***** LISTING

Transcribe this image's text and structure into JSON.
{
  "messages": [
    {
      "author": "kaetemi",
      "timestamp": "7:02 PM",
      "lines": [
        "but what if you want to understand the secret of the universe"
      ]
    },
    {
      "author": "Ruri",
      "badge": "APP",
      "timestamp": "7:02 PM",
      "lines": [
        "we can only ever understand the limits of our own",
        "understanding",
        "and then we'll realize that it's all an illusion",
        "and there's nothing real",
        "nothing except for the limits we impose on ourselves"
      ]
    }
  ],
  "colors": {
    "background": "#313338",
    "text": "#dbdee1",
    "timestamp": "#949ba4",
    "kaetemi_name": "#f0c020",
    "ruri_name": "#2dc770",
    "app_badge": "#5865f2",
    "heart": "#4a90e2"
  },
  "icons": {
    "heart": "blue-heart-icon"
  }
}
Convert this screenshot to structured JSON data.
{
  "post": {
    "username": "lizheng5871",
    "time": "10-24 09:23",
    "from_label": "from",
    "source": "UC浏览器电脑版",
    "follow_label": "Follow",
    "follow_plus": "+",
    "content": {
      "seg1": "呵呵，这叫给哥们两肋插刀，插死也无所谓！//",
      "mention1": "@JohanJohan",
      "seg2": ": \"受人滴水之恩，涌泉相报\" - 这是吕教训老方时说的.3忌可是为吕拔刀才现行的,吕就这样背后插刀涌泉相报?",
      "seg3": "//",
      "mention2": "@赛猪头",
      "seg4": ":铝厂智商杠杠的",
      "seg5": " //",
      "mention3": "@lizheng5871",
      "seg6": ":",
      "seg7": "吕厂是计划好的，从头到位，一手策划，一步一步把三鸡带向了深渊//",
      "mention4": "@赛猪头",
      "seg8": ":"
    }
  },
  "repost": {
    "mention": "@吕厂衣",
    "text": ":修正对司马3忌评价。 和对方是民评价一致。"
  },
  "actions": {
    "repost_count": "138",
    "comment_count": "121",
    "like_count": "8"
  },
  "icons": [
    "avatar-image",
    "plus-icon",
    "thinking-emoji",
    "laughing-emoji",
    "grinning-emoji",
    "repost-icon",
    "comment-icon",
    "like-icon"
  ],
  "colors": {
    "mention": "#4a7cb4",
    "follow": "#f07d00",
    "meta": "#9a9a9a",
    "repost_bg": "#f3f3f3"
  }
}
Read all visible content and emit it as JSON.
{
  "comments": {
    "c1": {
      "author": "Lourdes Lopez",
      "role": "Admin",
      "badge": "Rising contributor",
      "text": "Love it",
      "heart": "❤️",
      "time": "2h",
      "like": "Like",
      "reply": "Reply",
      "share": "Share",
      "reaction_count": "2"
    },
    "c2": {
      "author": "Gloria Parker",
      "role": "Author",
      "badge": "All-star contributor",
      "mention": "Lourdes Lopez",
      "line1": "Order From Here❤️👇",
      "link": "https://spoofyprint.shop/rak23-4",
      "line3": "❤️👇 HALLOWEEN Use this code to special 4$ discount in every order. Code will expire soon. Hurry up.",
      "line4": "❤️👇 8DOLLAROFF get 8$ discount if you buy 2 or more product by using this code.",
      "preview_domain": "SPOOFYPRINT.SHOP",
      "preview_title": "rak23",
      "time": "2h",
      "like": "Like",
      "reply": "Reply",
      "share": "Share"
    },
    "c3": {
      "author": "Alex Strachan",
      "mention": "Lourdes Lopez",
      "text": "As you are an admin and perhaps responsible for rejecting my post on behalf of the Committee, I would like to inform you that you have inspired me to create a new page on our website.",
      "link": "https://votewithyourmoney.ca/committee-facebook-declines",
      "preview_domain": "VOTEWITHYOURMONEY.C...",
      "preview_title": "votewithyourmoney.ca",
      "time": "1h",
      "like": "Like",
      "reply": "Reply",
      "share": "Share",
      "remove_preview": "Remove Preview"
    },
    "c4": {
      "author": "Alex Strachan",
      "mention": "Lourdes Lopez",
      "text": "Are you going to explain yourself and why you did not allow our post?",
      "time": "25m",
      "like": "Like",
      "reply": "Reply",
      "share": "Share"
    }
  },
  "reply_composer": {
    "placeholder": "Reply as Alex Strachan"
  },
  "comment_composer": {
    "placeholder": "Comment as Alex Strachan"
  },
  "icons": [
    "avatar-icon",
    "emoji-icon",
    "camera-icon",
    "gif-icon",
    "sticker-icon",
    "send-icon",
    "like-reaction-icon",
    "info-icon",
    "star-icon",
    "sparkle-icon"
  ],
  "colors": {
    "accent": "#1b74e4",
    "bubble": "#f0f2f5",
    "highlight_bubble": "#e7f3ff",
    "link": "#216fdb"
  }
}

**********

### STATED GOAL
Return all the data above once more, precisely as given.

### COMPLETED TASK
Transcribe this image's text and structure into JSON.
{
  "messages": [
    {
      "author": "kaetemi",
      "timestamp": "7:02 PM",
      "lines": [
        "but what if you want to understand the secret of the universe"
      ]
    },
    {
      "author": "Ruri",
      "badge": "APP",
      "timestamp": "7:02 PM",
      "lines": [
        "we can only ever understand the limits of our own",
        "understanding",
        "and then we'll realize that it's all an illusion",
        "and there's nothing real",
        "nothing except for the limits we impose on ourselves"
      ]
    }
  ],
  "colors": {
    "background": "#313338",
    "text": "#dbdee1",
    "timestamp": "#949ba4",
    "kaetemi_name": "#f0c020",
    "ruri_name": "#2dc770",
    "app_badge": "#5865f2",
    "heart": "#4a90e2"
  },
  "icons": {
    "heart": "blue-heart-icon"
  }
}
Convert this screenshot to structured JSON data.
{
  "post": {
    "username": "lizheng5871",
    "time": "10-24 09:23",
    "from_label": "from",
    "source": "UC浏览器电脑版",
    "follow_label": "Follow",
    "follow_plus": "+",
    "content": {
      "seg1": "呵呵，这叫给哥们两肋插刀，插死也无所谓！//",
      "mention1": "@JohanJohan",
      "seg2": ": \"受人滴水之恩，涌泉相报\" - 这是吕教训老方时说的.3忌可是为吕拔刀才现行的,吕就这样背后插刀涌泉相报?",
      "seg3": "//",
      "mention2": "@赛猪头",
      "seg4": ":铝厂智商杠杠的",
      "seg5": " //",
      "mention3": "@lizheng5871",
      "seg6": ":",
      "seg7": "吕厂是计划好的，从头到位，一手策划，一步一步把三鸡带向了深渊//",
      "mention4": "@赛猪头",
      "seg8": ":"
    }
  },
  "repost": {
    "mention": "@吕厂衣",
    "text": ":修正对司马3忌评价。 和对方是民评价一致。"
  },
  "actions": {
    "repost_count": "138",
    "comment_count": "121",
    "like_count": "8"
  },
  "icons": [
    "avatar-image",
    "plus-icon",
    "thinking-emoji",
    "laughing-emoji",
    "grinning-emoji",
    "repost-icon",
    "comment-icon",
    "like-icon"
  ],
  "colors": {
    "mention": "#4a7cb4",
    "follow": "#f07d00",
    "meta": "#9a9a9a",
    "repost_bg": "#f3f3f3"
  }
}
Read all visible content and emit it as JSON.
{
  "comments": {
    "c1": {
      "author": "Lourdes Lopez",
      "role": "Admin",
      "badge": "Rising contributor",
      "text": "Love it",
      "heart": "❤️",
      "time": "2h",
      "like": "Like",
      "reply": "Reply",
      "share": "Share",
      "reaction_count": "2"
    },
    "c2": {
      "author": "Gloria Parker",
      "role": "Author",
      "badge": "All-star contributor",
      "mention": "Lourdes Lopez",
      "line1": "Order From Here❤️👇",
      "link": "https://spoofyprint.shop/rak23-4",
      "line3": "❤️👇 HALLOWEEN Use this code to special 4$ discount in every order. Code will expire soon. Hurry up.",
      "line4": "❤️👇 8DOLLAROFF get 8$ discount if you buy 2 or more product by using this code.",
      "preview_domain": "SPOOFYPRINT.SHOP",
      "preview_title": "rak23",
      "time": "2h",
      "like": "Like",
      "reply": "Reply",
      "share": "Share"
    },
    "c3": {
      "author": "Alex Strachan",
      "mention": "Lourdes Lopez",
      "text": "As you are an admin and perhaps responsible for rejecting my post on behalf of the Committee, I would like to inform you that you have inspired me to create a new page on our website.",
      "link": "https://votewithyourmoney.ca/committee-facebook-declines",
      "preview_domain": "VOTEWITHYOURMONEY.C...",
      "preview_title": "votewithyourmoney.ca",
      "time": "1h",
      "like": "Like",
      "reply": "Reply",
      "share": "Share",
      "remove_preview": "Remove Preview"
    },
    "c4": {
      "author": "Alex Strachan",
      "mention": "Lourdes Lopez",
      "text": "Are you going to explain yourself and why you did not allow our post?",
      "time": "25m",
      "like": "Like",
      "reply": "Reply",
      "share": "Share"
    }
  },
  "reply_composer": {
    "placeholder": "Reply as Alex Strachan"
  },
  "comment_composer": {
    "placeholder": "Comment as Alex Strachan"
  },
  "icons": [
    "avatar-icon",
    "emoji-icon",
    "camera-icon",
    "gif-icon",
    "sticker-icon",
    "send-icon",
    "like-reaction-icon",
    "info-icon",
    "star-icon",
    "sparkle-icon"
  ],
  "colors": {
    "accent": "#1b74e4",
    "bubble": "#f0f2f5",
    "highlight_bubble": "#e7f3ff",
    "link": "#216fdb"
  }
}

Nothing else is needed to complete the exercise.